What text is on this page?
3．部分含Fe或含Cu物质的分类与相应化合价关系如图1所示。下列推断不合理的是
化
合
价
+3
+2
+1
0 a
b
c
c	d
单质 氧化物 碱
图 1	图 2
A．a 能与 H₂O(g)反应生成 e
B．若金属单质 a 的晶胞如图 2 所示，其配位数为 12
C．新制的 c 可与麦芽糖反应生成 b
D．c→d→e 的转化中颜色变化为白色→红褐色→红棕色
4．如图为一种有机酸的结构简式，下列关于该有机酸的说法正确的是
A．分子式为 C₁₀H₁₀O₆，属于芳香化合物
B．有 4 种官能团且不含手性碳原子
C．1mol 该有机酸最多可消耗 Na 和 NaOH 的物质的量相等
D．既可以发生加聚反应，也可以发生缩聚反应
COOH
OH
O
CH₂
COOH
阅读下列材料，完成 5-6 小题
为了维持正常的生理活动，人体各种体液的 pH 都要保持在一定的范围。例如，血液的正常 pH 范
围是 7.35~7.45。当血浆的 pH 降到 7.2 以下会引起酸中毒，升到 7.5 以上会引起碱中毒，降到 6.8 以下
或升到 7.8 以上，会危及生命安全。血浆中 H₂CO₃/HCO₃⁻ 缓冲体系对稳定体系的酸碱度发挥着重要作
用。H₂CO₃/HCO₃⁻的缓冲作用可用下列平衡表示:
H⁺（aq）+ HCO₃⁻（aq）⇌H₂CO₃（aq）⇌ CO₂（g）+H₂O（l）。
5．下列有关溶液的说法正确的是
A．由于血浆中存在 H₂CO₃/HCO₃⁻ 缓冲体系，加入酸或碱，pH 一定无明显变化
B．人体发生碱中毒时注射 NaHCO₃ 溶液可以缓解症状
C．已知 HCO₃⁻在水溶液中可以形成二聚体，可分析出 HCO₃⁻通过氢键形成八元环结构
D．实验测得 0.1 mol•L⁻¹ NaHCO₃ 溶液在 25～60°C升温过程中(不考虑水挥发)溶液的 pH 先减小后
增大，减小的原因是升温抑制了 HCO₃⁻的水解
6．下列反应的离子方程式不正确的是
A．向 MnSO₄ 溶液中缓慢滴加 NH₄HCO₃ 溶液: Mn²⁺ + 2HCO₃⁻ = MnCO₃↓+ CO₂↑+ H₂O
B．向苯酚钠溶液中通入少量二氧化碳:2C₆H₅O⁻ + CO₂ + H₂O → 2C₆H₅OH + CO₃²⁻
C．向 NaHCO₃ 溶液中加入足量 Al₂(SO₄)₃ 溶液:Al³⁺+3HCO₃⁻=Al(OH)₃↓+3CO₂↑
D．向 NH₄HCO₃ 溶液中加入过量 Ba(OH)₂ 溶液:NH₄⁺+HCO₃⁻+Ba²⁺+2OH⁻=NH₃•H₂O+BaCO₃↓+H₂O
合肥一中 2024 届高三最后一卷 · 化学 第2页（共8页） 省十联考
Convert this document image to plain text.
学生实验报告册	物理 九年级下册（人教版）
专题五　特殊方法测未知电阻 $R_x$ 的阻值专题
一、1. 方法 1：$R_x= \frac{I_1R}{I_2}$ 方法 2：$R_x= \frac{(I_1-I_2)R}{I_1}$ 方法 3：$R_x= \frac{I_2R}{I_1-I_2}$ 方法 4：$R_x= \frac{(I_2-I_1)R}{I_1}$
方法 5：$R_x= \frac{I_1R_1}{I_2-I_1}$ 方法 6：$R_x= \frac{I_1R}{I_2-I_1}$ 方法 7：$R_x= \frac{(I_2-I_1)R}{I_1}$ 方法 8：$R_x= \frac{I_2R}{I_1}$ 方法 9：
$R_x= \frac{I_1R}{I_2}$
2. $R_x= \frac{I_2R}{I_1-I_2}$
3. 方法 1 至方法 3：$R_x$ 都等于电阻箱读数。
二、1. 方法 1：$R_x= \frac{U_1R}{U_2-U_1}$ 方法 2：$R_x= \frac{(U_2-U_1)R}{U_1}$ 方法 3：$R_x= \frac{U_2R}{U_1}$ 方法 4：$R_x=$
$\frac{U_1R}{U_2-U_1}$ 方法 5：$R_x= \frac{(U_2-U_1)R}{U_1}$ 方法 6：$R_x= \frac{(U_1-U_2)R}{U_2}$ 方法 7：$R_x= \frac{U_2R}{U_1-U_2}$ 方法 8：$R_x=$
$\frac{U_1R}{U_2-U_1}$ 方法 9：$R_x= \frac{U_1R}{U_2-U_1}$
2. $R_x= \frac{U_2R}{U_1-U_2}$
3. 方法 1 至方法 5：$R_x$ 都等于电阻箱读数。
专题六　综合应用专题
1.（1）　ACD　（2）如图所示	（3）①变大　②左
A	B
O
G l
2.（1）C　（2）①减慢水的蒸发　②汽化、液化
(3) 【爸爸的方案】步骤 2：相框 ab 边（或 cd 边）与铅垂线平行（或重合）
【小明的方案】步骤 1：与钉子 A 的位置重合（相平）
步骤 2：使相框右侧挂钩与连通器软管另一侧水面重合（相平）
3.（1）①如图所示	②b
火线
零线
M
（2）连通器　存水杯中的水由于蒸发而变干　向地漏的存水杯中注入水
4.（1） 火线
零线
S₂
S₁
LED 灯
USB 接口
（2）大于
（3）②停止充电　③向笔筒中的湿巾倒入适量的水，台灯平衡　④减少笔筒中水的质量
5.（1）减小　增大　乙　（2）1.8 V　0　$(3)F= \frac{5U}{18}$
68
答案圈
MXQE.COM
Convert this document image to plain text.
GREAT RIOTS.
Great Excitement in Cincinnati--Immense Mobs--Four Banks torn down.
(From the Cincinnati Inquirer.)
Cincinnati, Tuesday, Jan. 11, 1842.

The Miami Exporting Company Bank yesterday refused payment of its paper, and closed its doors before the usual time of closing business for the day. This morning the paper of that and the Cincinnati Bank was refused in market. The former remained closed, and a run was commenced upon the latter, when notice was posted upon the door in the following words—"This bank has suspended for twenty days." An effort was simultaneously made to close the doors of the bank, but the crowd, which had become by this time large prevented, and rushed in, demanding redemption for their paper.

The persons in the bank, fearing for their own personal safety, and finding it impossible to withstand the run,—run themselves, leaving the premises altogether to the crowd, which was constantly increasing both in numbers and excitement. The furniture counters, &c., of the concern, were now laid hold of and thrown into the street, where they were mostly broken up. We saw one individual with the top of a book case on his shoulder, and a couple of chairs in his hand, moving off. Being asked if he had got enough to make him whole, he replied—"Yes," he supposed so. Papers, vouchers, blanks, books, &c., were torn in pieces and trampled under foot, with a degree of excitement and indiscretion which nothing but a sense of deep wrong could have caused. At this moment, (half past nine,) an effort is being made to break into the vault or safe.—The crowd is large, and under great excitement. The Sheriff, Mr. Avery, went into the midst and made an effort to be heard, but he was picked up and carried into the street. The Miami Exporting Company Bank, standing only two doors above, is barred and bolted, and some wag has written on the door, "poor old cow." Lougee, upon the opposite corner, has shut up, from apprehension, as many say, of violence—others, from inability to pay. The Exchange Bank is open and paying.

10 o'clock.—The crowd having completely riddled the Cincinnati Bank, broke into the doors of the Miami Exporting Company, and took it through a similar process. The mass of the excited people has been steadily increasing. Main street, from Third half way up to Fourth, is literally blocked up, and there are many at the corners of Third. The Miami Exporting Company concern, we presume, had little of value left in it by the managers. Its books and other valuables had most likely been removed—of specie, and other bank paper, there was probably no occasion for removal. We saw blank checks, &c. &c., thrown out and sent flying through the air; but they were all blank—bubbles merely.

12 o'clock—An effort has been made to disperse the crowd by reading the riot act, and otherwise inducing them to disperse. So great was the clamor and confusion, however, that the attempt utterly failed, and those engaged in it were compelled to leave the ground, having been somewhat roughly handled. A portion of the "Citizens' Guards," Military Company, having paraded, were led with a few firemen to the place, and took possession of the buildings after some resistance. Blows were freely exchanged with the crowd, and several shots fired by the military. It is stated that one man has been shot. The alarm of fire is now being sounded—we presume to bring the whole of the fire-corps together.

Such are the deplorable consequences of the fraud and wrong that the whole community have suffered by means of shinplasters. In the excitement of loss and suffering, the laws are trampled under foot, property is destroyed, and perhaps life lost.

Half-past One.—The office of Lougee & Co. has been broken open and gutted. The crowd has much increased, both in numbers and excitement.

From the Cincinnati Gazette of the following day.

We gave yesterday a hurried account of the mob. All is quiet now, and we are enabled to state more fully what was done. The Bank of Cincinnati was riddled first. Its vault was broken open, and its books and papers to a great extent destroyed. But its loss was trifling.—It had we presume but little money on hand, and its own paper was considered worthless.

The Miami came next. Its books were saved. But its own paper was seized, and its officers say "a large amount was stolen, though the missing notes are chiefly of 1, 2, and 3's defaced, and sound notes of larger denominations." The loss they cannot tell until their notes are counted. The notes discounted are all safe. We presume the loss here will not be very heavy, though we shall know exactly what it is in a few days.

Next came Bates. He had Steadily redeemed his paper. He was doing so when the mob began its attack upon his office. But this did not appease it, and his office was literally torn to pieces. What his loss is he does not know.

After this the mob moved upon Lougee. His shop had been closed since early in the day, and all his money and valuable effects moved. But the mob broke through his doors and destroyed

Task objective: Every line in the data above that contains "NH₄HCO₃" needs to be copied.

Complete response:
A．向 MnSO₄ 溶液中缓慢滴加 NH₄HCO₃ 溶液: Mn²⁺ + 2HCO₃⁻ = MnCO₃↓+ CO₂↑+ H₂O
D．向 NH₄HCO₃ 溶液中加入过量 Ba(OH)₂ 溶液:NH₄⁺+HCO₃⁻+Ba²⁺+2OH⁻=NH₃•H₂O+BaCO₃↓+H₂O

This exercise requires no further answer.